WHAT YOU HAVE TO DO: Reproduce the listing below in its entirety. Change nothing.

DATASET CONTENT:
┄┄┄┄┄┄┄┄┄┄

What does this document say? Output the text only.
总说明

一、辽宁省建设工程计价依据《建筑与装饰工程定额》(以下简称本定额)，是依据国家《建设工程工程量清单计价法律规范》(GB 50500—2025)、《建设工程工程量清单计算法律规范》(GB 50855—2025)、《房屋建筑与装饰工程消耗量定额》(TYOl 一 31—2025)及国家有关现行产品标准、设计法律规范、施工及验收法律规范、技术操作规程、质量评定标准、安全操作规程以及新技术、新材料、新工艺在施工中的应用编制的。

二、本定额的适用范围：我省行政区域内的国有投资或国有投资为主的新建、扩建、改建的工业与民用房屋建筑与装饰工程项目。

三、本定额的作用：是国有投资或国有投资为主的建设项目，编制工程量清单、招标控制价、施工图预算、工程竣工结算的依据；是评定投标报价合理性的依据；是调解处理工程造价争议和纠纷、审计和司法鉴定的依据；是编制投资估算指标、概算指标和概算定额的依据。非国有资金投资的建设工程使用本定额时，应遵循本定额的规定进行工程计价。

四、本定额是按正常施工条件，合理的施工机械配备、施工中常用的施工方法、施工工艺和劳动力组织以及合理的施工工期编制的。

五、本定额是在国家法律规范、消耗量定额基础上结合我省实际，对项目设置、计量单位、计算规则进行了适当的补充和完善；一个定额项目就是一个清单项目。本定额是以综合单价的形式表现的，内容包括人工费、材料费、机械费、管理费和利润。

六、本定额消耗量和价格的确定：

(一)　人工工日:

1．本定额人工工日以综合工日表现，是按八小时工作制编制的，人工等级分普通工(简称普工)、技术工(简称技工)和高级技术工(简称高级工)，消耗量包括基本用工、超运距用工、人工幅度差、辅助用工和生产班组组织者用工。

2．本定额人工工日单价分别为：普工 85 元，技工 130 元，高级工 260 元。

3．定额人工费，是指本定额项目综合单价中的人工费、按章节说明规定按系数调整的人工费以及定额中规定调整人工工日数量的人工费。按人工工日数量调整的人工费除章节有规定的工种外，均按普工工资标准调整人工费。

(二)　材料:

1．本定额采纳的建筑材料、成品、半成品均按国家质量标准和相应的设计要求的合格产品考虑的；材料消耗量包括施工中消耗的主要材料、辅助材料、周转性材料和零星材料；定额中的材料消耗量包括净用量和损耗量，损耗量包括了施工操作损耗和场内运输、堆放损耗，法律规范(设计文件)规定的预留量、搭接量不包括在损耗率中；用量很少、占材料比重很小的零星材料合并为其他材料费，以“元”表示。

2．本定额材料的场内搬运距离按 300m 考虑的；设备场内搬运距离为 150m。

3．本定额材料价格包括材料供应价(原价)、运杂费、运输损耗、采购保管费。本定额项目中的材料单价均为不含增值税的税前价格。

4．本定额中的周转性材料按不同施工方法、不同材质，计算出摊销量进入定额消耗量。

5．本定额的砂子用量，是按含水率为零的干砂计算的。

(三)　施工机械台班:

┄┄┄┄┄┄┄┄┄┄

ANSWER BELOW:
What does this document say? Output the text only.
总说明

一、辽宁省建设工程计价依据《建筑与装饰工程定额》(以下简称本定额)，是依据国家《建设工程工程量清单计价法律规范》(GB 50500—2025)、《建设工程工程量清单计算法律规范》(GB 50855—2025)、《房屋建筑与装饰工程消耗量定额》(TYOl 一 31—2025)及国家有关现行产品标准、设计法律规范、施工及验收法律规范、技术操作规程、质量评定标准、安全操作规程以及新技术、新材料、新工艺在施工中的应用编制的。

二、本定额的适用范围：我省行政区域内的国有投资或国有投资为主的新建、扩建、改建的工业与民用房屋建筑与装饰工程项目。

三、本定额的作用：是国有投资或国有投资为主的建设项目，编制工程量清单、招标控制价、施工图预算、工程竣工结算的依据；是评定投标报价合理性的依据；是调解处理工程造价争议和纠纷、审计和司法鉴定的依据；是编制投资估算指标、概算指标和概算定额的依据。非国有资金投资的建设工程使用本定额时，应遵循本定额的规定进行工程计价。

四、本定额是按正常施工条件，合理的施工机械配备、施工中常用的施工方法、施工工艺和劳动力组织以及合理的施工工期编制的。

五、本定额是在国家法律规范、消耗量定额基础上结合我省实际，对项目设置、计量单位、计算规则进行了适当的补充和完善；一个定额项目就是一个清单项目。本定额是以综合单价的形式表现的，内容包括人工费、材料费、机械费、管理费和利润。

六、本定额消耗量和价格的确定：

(一)　人工工日:

1．本定额人工工日以综合工日表现，是按八小时工作制编制的，人工等级分普通工(简称普工)、技术工(简称技工)和高级技术工(简称高级工)，消耗量包括基本用工、超运距用工、人工幅度差、辅助用工和生产班组组织者用工。

2．本定额人工工日单价分别为：普工 85 元，技工 130 元，高级工 260 元。

3．定额人工费，是指本定额项目综合单价中的人工费、按章节说明规定按系数调整的人工费以及定额中规定调整人工工日数量的人工费。按人工工日数量调整的人工费除章节有规定的工种外，均按普工工资标准调整人工费。

(二)　材料:

1．本定额采纳的建筑材料、成品、半成品均按国家质量标准和相应的设计要求的合格产品考虑的；材料消耗量包括施工中消耗的主要材料、辅助材料、周转性材料和零星材料；定额中的材料消耗量包括净用量和损耗量，损耗量包括了施工操作损耗和场内运输、堆放损耗，法律规范(设计文件)规定的预留量、搭接量不包括在损耗率中；用量很少、占材料比重很小的零星材料合并为其他材料费，以“元”表示。

2．本定额材料的场内搬运距离按 300m 考虑的；设备场内搬运距离为 150m。

3．本定额材料价格包括材料供应价(原价)、运杂费、运输损耗、采购保管费。本定额项目中的材料单价均为不含增值税的税前价格。

4．本定额中的周转性材料按不同施工方法、不同材质，计算出摊销量进入定额消耗量。

5．本定额的砂子用量，是按含水率为零的干砂计算的。

(三)　施工机械台班:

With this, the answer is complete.